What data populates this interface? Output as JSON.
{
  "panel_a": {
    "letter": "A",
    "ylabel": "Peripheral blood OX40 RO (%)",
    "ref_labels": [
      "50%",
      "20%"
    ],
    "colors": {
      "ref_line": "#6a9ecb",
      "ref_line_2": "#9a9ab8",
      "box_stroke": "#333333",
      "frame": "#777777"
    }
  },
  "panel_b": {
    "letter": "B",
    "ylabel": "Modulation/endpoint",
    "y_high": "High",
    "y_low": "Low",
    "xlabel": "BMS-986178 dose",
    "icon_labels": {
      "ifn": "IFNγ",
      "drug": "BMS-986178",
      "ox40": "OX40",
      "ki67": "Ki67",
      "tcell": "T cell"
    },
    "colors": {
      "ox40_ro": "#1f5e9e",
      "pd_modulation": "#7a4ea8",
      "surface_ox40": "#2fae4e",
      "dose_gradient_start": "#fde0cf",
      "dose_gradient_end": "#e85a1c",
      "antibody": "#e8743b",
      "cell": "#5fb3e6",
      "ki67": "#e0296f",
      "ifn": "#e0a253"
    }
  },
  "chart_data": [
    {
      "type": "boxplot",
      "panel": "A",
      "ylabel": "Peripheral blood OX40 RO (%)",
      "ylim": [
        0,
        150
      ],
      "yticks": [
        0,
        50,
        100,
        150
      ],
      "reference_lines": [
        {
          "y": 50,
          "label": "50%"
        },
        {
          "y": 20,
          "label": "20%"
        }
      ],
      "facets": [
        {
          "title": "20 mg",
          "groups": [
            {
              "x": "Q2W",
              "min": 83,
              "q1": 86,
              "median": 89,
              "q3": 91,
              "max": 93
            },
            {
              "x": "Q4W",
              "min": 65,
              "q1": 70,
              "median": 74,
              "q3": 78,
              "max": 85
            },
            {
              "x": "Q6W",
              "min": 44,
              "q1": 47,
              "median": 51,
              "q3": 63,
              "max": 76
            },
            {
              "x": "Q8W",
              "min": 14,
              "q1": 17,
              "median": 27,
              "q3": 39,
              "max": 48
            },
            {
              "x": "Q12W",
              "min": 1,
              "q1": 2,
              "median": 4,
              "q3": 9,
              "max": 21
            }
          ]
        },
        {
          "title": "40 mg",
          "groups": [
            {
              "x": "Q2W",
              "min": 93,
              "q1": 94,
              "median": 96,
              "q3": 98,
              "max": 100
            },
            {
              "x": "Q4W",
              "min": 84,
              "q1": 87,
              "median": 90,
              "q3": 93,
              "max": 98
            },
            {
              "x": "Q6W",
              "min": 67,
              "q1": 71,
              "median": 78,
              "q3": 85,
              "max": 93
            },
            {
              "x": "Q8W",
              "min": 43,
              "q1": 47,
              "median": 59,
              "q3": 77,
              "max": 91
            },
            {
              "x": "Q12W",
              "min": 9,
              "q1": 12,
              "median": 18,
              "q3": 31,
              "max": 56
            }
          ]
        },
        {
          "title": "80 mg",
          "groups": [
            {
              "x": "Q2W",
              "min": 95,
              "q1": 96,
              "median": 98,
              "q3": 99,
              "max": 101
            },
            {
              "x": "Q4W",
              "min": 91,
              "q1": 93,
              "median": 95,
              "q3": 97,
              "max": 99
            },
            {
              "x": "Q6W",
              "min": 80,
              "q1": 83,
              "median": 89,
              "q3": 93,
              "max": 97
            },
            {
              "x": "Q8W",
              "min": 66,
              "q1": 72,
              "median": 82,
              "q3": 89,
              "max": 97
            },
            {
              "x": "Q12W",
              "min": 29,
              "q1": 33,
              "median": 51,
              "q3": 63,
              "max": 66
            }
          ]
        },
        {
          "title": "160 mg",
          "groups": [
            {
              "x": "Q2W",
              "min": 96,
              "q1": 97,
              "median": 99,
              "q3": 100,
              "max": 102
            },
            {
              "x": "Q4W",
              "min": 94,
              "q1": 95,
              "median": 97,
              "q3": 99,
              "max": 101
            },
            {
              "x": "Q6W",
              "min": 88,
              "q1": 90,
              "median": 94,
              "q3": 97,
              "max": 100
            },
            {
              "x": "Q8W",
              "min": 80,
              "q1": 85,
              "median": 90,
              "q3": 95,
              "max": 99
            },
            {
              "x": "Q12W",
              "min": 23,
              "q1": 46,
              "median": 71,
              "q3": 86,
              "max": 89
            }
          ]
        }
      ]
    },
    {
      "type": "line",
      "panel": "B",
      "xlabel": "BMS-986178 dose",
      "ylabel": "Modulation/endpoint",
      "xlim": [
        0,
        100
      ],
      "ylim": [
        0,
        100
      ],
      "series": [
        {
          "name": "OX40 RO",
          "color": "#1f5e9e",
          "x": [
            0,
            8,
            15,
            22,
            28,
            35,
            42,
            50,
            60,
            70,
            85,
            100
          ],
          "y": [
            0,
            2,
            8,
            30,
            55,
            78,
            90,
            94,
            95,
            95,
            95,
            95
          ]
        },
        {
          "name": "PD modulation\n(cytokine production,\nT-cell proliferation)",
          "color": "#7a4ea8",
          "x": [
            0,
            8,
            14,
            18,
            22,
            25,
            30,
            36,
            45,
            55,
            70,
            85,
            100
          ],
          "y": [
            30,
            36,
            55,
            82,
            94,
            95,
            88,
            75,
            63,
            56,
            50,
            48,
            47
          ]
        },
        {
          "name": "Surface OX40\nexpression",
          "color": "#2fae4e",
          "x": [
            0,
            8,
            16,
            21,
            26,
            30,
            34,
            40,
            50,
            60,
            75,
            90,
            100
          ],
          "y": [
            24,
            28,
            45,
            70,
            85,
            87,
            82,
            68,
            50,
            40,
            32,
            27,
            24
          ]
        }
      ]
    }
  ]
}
• • • •
EXERCISE DIRECTIONS: List each line of the entries that holds the string "title".

ANSWER SECTION:
          "title": "20 mg",
          "title": "40 mg",
          "title": "80 mg",
          "title": "160 mg",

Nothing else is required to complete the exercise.